**DATASET CONTENT**:
-- BEGIN --

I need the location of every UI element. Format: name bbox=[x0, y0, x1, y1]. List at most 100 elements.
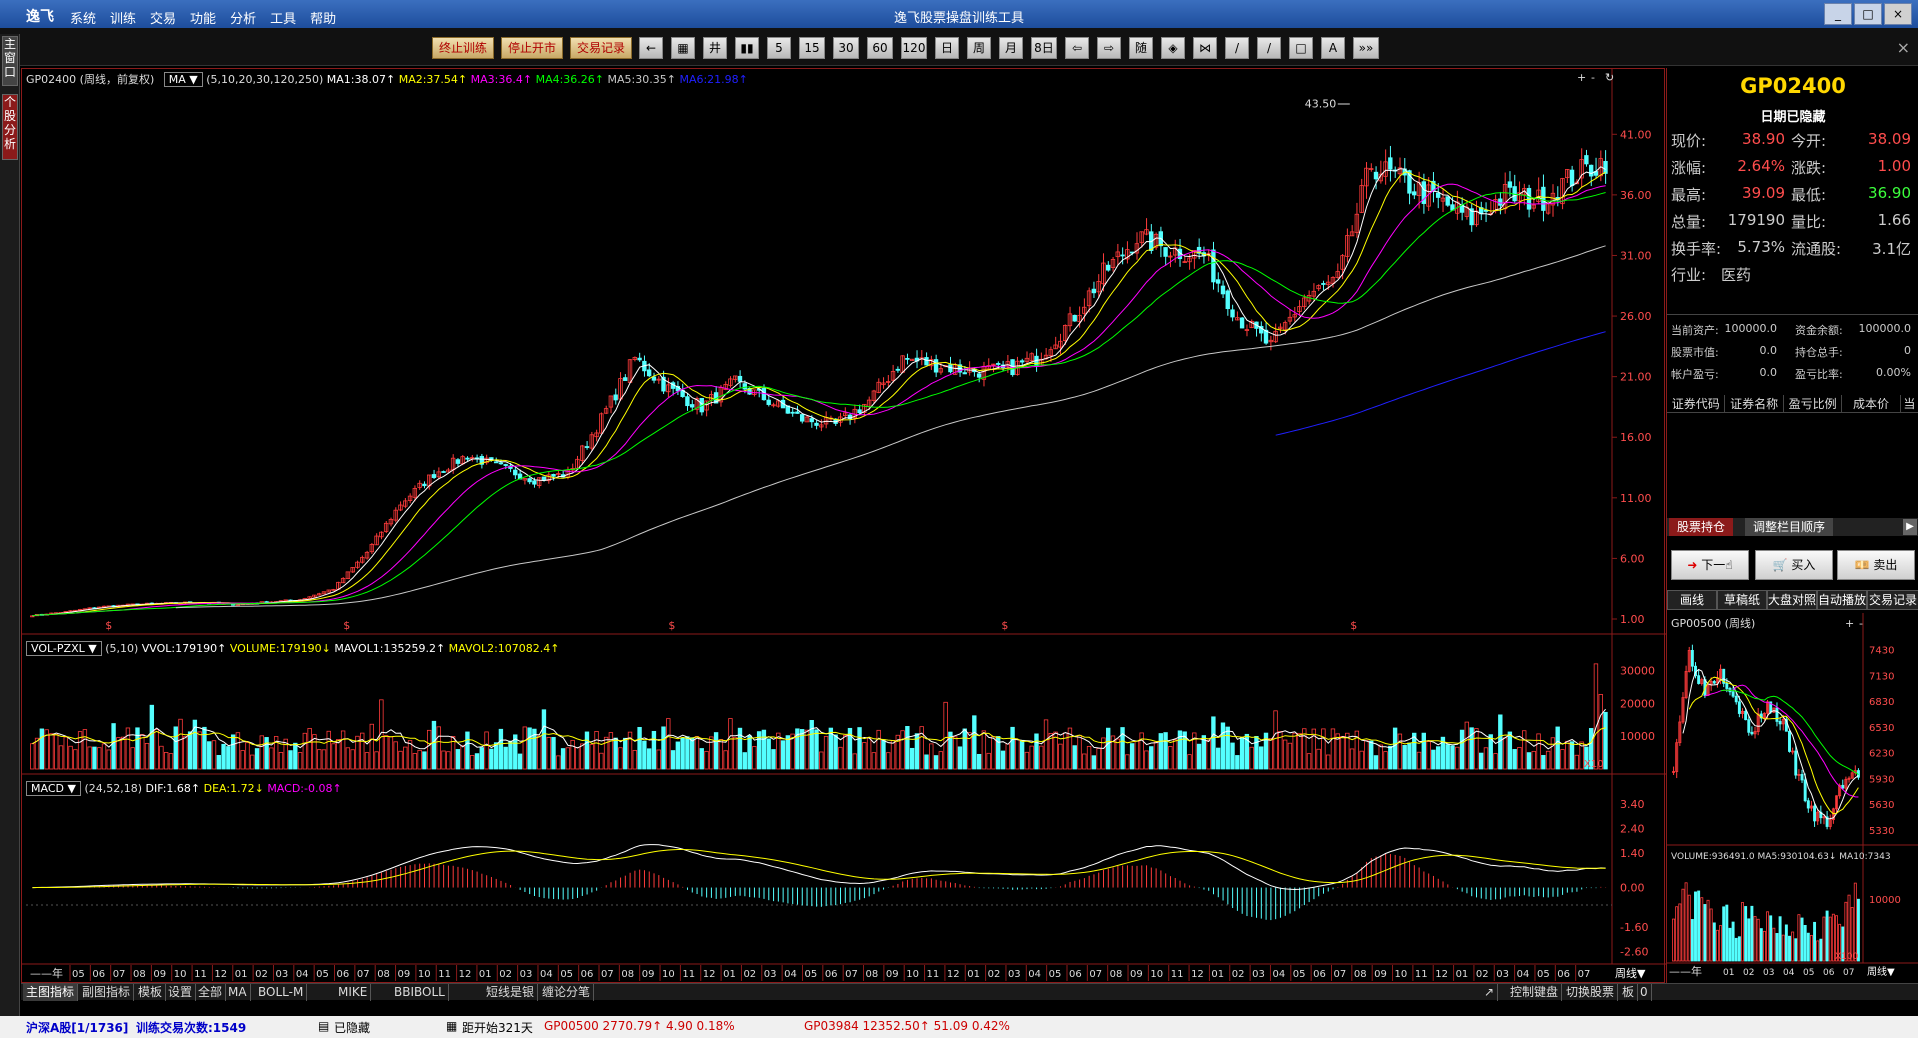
volume-bar bbox=[752, 746, 757, 770]
8day-button[interactable]: 8日 bbox=[1031, 37, 1057, 59]
volume-bar bbox=[1072, 745, 1077, 770]
bottom-right-button[interactable]: 0 bbox=[1637, 984, 1652, 1001]
candle-body bbox=[1321, 283, 1326, 285]
maximize-button[interactable]: □ bbox=[1854, 3, 1882, 25]
next-button[interactable]: ⇨ bbox=[1097, 37, 1121, 59]
tab-main-window[interactable]: 主窗口 bbox=[2, 36, 18, 86]
bottom-tab[interactable]: 主图指标 bbox=[23, 984, 79, 1001]
grid-button[interactable]: ▦ bbox=[671, 37, 695, 59]
bottom-tab[interactable]: 设置 bbox=[165, 984, 197, 1001]
pen-icon[interactable]: ↗ bbox=[1481, 984, 1499, 1001]
bottom-right-button[interactable]: 控制键盘 bbox=[1507, 984, 1563, 1001]
col-code[interactable]: 证券代码 bbox=[1667, 395, 1726, 412]
panel-control-icon[interactable]: - bbox=[1591, 71, 1595, 84]
buy-button[interactable]: 🛒 买入 bbox=[1755, 550, 1833, 580]
volume-bar bbox=[637, 726, 642, 770]
index-compare-button[interactable]: 大盘对照 bbox=[1767, 590, 1817, 610]
tab-scroll-right-icon[interactable]: ▶ bbox=[1903, 519, 1917, 535]
volume-bar bbox=[1364, 740, 1369, 770]
minimize-button[interactable]: _ bbox=[1824, 3, 1852, 25]
col-name[interactable]: 证券名称 bbox=[1725, 395, 1784, 412]
hash-button[interactable]: 井 bbox=[703, 37, 727, 59]
volume-bar bbox=[120, 736, 126, 770]
week-button[interactable]: 周 bbox=[967, 37, 991, 59]
volume-bar bbox=[317, 749, 322, 770]
bottom-tab[interactable]: 缠论分笔 bbox=[539, 984, 595, 1001]
mini-y-tick: 7130 bbox=[1869, 671, 1894, 682]
mini-period-button[interactable]: 周线▼ bbox=[1867, 965, 1895, 978]
volume-bar bbox=[857, 727, 862, 770]
bottom-tab[interactable]: 全部 bbox=[195, 984, 227, 1001]
app-window: 逸飞 系统 训练 交易 功能 分析 工具 帮助 逸飞股票操盘训练工具 _ □ ×… bbox=[0, 0, 1918, 1038]
candle-body bbox=[651, 376, 657, 381]
day-button[interactable]: 日 bbox=[935, 37, 959, 59]
stop-training-button[interactable]: 终止训练 bbox=[432, 37, 494, 59]
volume-bar bbox=[82, 729, 88, 770]
candles-button[interactable]: ▮▮ bbox=[735, 37, 759, 59]
p15-button[interactable]: 15 bbox=[799, 37, 825, 59]
col-pl[interactable]: 盈亏比例 bbox=[1784, 395, 1843, 412]
draft-button[interactable]: 草稿纸 bbox=[1717, 590, 1767, 610]
prev-button[interactable]: ⇦ bbox=[1065, 37, 1089, 59]
rect-button[interactable]: □ bbox=[1289, 37, 1313, 59]
mini-panel-icon[interactable]: - bbox=[1859, 617, 1863, 630]
line1-button[interactable]: / bbox=[1225, 37, 1249, 59]
candle-body bbox=[465, 457, 470, 460]
col-cost[interactable]: 成本价 bbox=[1842, 395, 1901, 412]
panel-control-icon[interactable]: ↻ bbox=[1605, 71, 1614, 84]
mini-panel-icon[interactable]: + bbox=[1845, 617, 1854, 630]
stop-market-button[interactable]: 停止开市 bbox=[501, 37, 563, 59]
bottom-tab[interactable]: 模板 bbox=[135, 984, 167, 1001]
volume-bar bbox=[565, 747, 571, 770]
chart-canvas[interactable]: 41.00 36.00 31.00 26.00 21.00 16.00 11.00 6.00 1… bbox=[22, 69, 1666, 984]
p30-button[interactable]: 30 bbox=[833, 37, 859, 59]
line2-button[interactable]: / bbox=[1257, 37, 1281, 59]
bottom-right-button[interactable]: 板 bbox=[1619, 984, 1639, 1001]
vol-indicator-select[interactable]: VOL-PZXL ▼ bbox=[26, 641, 102, 656]
bottom-right-button[interactable]: 切换股票 bbox=[1563, 984, 1619, 1001]
month-button[interactable]: 月 bbox=[999, 37, 1023, 59]
back-button[interactable]: ← bbox=[639, 37, 663, 59]
volume-bar bbox=[455, 749, 461, 770]
volume-bar bbox=[364, 752, 370, 770]
bottom-tab[interactable]: MIKE bbox=[335, 984, 372, 1001]
bottom-tab[interactable]: BBIBOLL bbox=[391, 984, 449, 1001]
volume-bar bbox=[976, 753, 982, 770]
tab-holdings[interactable]: 股票持仓 bbox=[1669, 518, 1734, 536]
tab-adjust-columns[interactable]: 调整栏目顺序 bbox=[1745, 518, 1834, 536]
trade-log-button[interactable]: 交易记录 bbox=[1867, 590, 1918, 610]
more-button[interactable]: »» bbox=[1353, 37, 1379, 59]
bottom-tab[interactable]: BOLL-M bbox=[255, 984, 308, 1001]
macd-indicator-select[interactable]: MACD ▼ bbox=[26, 781, 81, 796]
text-button[interactable]: A bbox=[1321, 37, 1345, 59]
draw-line-button[interactable]: 画线 bbox=[1667, 590, 1717, 610]
p120-button[interactable]: 120 bbox=[901, 37, 927, 59]
mini-y-tick: 7430 bbox=[1869, 646, 1894, 657]
sell-button[interactable]: 💴 卖出 bbox=[1837, 550, 1915, 580]
tab-stock-analysis[interactable]: 个股分析 bbox=[2, 94, 18, 160]
period-button[interactable]: 周线▼ bbox=[1615, 966, 1646, 980]
p5-button[interactable]: 5 bbox=[767, 37, 791, 59]
y-tick-label: 31.00 bbox=[1620, 249, 1652, 262]
indicator-select[interactable]: MA ▼ bbox=[163, 72, 203, 87]
index-mini-chart[interactable]: GP00500 (周线) + - 7430 7130 6830 6530 6230 5930 56… bbox=[1667, 613, 1918, 983]
p60-button[interactable]: 60 bbox=[867, 37, 893, 59]
next-button[interactable]: ➜ 下一☝ bbox=[1671, 550, 1749, 580]
bowtie-button[interactable]: ⋈ bbox=[1193, 37, 1217, 59]
volume-bar bbox=[852, 753, 857, 770]
random-button[interactable]: 随 bbox=[1129, 37, 1153, 59]
volume-bar bbox=[517, 753, 523, 770]
bottom-tab[interactable]: MA bbox=[225, 984, 251, 1001]
volume-bar bbox=[101, 743, 107, 770]
trade-records-button[interactable]: 交易记录 bbox=[570, 37, 632, 59]
x-tick-label: 01 bbox=[967, 969, 980, 980]
close-button[interactable]: × bbox=[1884, 3, 1912, 25]
bottom-tab[interactable]: 副图指标 bbox=[79, 984, 135, 1001]
toolbar-close-icon[interactable]: × bbox=[1897, 38, 1910, 57]
col-more[interactable]: 当 bbox=[1901, 395, 1918, 412]
volume-bar bbox=[1091, 755, 1097, 770]
diamond-button[interactable]: ◈ bbox=[1161, 37, 1185, 59]
autoplay-button[interactable]: 自动播放 bbox=[1817, 590, 1867, 610]
panel-control-icon[interactable]: + bbox=[1577, 71, 1586, 84]
bottom-tab[interactable]: 短线是银 bbox=[483, 984, 539, 1001]
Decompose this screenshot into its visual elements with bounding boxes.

-- END --

**EXERCISE GOAL**:
Can you reproduce the material above line for line, leaving out any picture?

**COMPLETED TASK**:
I need the location of every UI element. Format: name bbox=[x0, y0, x1, y1]. List at most 100 elements.
volume-bar bbox=[752, 746, 757, 770]
8day-button[interactable]: 8日 bbox=[1031, 37, 1057, 59]
volume-bar bbox=[1072, 745, 1077, 770]
bottom-right-button[interactable]: 0 bbox=[1637, 984, 1652, 1001]
candle-body bbox=[1321, 283, 1326, 285]
maximize-button[interactable]: □ bbox=[1854, 3, 1882, 25]
next-button[interactable]: ⇨ bbox=[1097, 37, 1121, 59]
tab-main-window[interactable]: 主窗口 bbox=[2, 36, 18, 86]
bottom-tab[interactable]: 主图指标 bbox=[23, 984, 79, 1001]
grid-button[interactable]: ▦ bbox=[671, 37, 695, 59]
bottom-tab[interactable]: 设置 bbox=[165, 984, 197, 1001]
pen-icon[interactable]: ↗ bbox=[1481, 984, 1499, 1001]
bottom-right-button[interactable]: 控制键盘 bbox=[1507, 984, 1563, 1001]
col-code[interactable]: 证券代码 bbox=[1667, 395, 1726, 412]
panel-control-icon[interactable]: - bbox=[1591, 71, 1595, 84]
buy-button[interactable]: 🛒 买入 bbox=[1755, 550, 1833, 580]
volume-bar bbox=[637, 726, 642, 770]
index-compare-button[interactable]: 大盘对照 bbox=[1767, 590, 1817, 610]
tab-scroll-right-icon[interactable]: ▶ bbox=[1903, 519, 1917, 535]
volume-bar bbox=[1364, 740, 1369, 770]
minimize-button[interactable]: _ bbox=[1824, 3, 1852, 25]
col-name[interactable]: 证券名称 bbox=[1725, 395, 1784, 412]
hash-button[interactable]: 井 bbox=[703, 37, 727, 59]
volume-bar bbox=[120, 736, 126, 770]
week-button[interactable]: 周 bbox=[967, 37, 991, 59]
volume-bar bbox=[317, 749, 322, 770]
bottom-tab[interactable]: 缠论分笔 bbox=[539, 984, 595, 1001]
mini-y-tick: 7130 bbox=[1869, 671, 1894, 682]
mini-period-button[interactable]: 周线▼ bbox=[1867, 965, 1895, 978]
volume-bar bbox=[857, 727, 862, 770]
bottom-tab[interactable]: 全部 bbox=[195, 984, 227, 1001]
app-window: 逸飞 系统 训练 交易 功能 分析 工具 帮助 逸飞股票操盘训练工具 _ □ ×… bbox=[0, 0, 1918, 1038]
candle-body bbox=[651, 376, 657, 381]
day-button[interactable]: 日 bbox=[935, 37, 959, 59]
stop-training-button[interactable]: 终止训练 bbox=[432, 37, 494, 59]
volume-bar bbox=[82, 729, 88, 770]
candles-button[interactable]: ▮▮ bbox=[735, 37, 759, 59]
p15-button[interactable]: 15 bbox=[799, 37, 825, 59]
col-pl[interactable]: 盈亏比例 bbox=[1784, 395, 1843, 412]
draft-button[interactable]: 草稿纸 bbox=[1717, 590, 1767, 610]
prev-button[interactable]: ⇦ bbox=[1065, 37, 1089, 59]
rect-button[interactable]: □ bbox=[1289, 37, 1313, 59]
mini-panel-icon[interactable]: - bbox=[1859, 617, 1863, 630]
line1-button[interactable]: / bbox=[1225, 37, 1249, 59]
candle-body bbox=[465, 457, 470, 460]
col-cost[interactable]: 成本价 bbox=[1842, 395, 1901, 412]
panel-control-icon[interactable]: ↻ bbox=[1605, 71, 1614, 84]
mini-panel-icon[interactable]: + bbox=[1845, 617, 1854, 630]
stop-market-button[interactable]: 停止开市 bbox=[501, 37, 563, 59]
bottom-tab[interactable]: 模板 bbox=[135, 984, 167, 1001]
volume-bar bbox=[565, 747, 571, 770]
chart-canvas[interactable]: 41.00 36.00 31.00 26.00 21.00 16.00 11.00 6.00 1… bbox=[22, 69, 1666, 984]
p30-button[interactable]: 30 bbox=[833, 37, 859, 59]
line2-button[interactable]: / bbox=[1257, 37, 1281, 59]
bottom-right-button[interactable]: 板 bbox=[1619, 984, 1639, 1001]
vol-indicator-select[interactable]: VOL-PZXL ▼ bbox=[26, 641, 102, 656]
bottom-right-button[interactable]: 切换股票 bbox=[1563, 984, 1619, 1001]
month-button[interactable]: 月 bbox=[999, 37, 1023, 59]
back-button[interactable]: ← bbox=[639, 37, 663, 59]
volume-bar bbox=[455, 749, 461, 770]
volume-bar bbox=[364, 752, 370, 770]
bottom-tab[interactable]: MIKE bbox=[335, 984, 372, 1001]
bottom-tab[interactable]: BBIBOLL bbox=[391, 984, 449, 1001]
volume-bar bbox=[976, 753, 982, 770]
tab-holdings[interactable]: 股票持仓 bbox=[1669, 518, 1734, 536]
tab-adjust-columns[interactable]: 调整栏目顺序 bbox=[1745, 518, 1834, 536]
trade-log-button[interactable]: 交易记录 bbox=[1867, 590, 1918, 610]
more-button[interactable]: »» bbox=[1353, 37, 1379, 59]
bottom-tab[interactable]: BOLL-M bbox=[255, 984, 308, 1001]
macd-indicator-select[interactable]: MACD ▼ bbox=[26, 781, 81, 796]
text-button[interactable]: A bbox=[1321, 37, 1345, 59]
draw-line-button[interactable]: 画线 bbox=[1667, 590, 1717, 610]
p120-button[interactable]: 120 bbox=[901, 37, 927, 59]
mini-y-tick: 7430 bbox=[1869, 646, 1894, 657]
sell-button[interactable]: 💴 卖出 bbox=[1837, 550, 1915, 580]
tab-stock-analysis[interactable]: 个股分析 bbox=[2, 94, 18, 160]
period-button[interactable]: 周线▼ bbox=[1615, 966, 1646, 980]
p5-button[interactable]: 5 bbox=[767, 37, 791, 59]
y-tick-label: 31.00 bbox=[1620, 249, 1652, 262]
indicator-select[interactable]: MA ▼ bbox=[163, 72, 203, 87]
index-mini-chart[interactable]: GP00500 (周线) + - 7430 7130 6830 6530 6230 5930 56… bbox=[1667, 613, 1918, 983]
p60-button[interactable]: 60 bbox=[867, 37, 893, 59]
next-button[interactable]: ➜ 下一☝ bbox=[1671, 550, 1749, 580]
bowtie-button[interactable]: ⋈ bbox=[1193, 37, 1217, 59]
volume-bar bbox=[852, 753, 857, 770]
random-button[interactable]: 随 bbox=[1129, 37, 1153, 59]
volume-bar bbox=[517, 753, 523, 770]
bottom-tab[interactable]: MA bbox=[225, 984, 251, 1001]
volume-bar bbox=[101, 743, 107, 770]
trade-records-button[interactable]: 交易记录 bbox=[570, 37, 632, 59]
x-tick-label: 01 bbox=[967, 969, 980, 980]
close-button[interactable]: × bbox=[1884, 3, 1912, 25]
bottom-tab[interactable]: 副图指标 bbox=[79, 984, 135, 1001]
toolbar-close-icon[interactable]: × bbox=[1897, 38, 1910, 57]
col-more[interactable]: 当 bbox=[1901, 395, 1918, 412]
volume-bar bbox=[1091, 755, 1097, 770]
diamond-button[interactable]: ◈ bbox=[1161, 37, 1185, 59]
autoplay-button[interactable]: 自动播放 bbox=[1817, 590, 1867, 610]
panel-control-icon[interactable]: + bbox=[1577, 71, 1586, 84]
bottom-tab[interactable]: 短线是银 bbox=[483, 984, 539, 1001]
Decompose this screenshot into its visual elements with bounding boxes.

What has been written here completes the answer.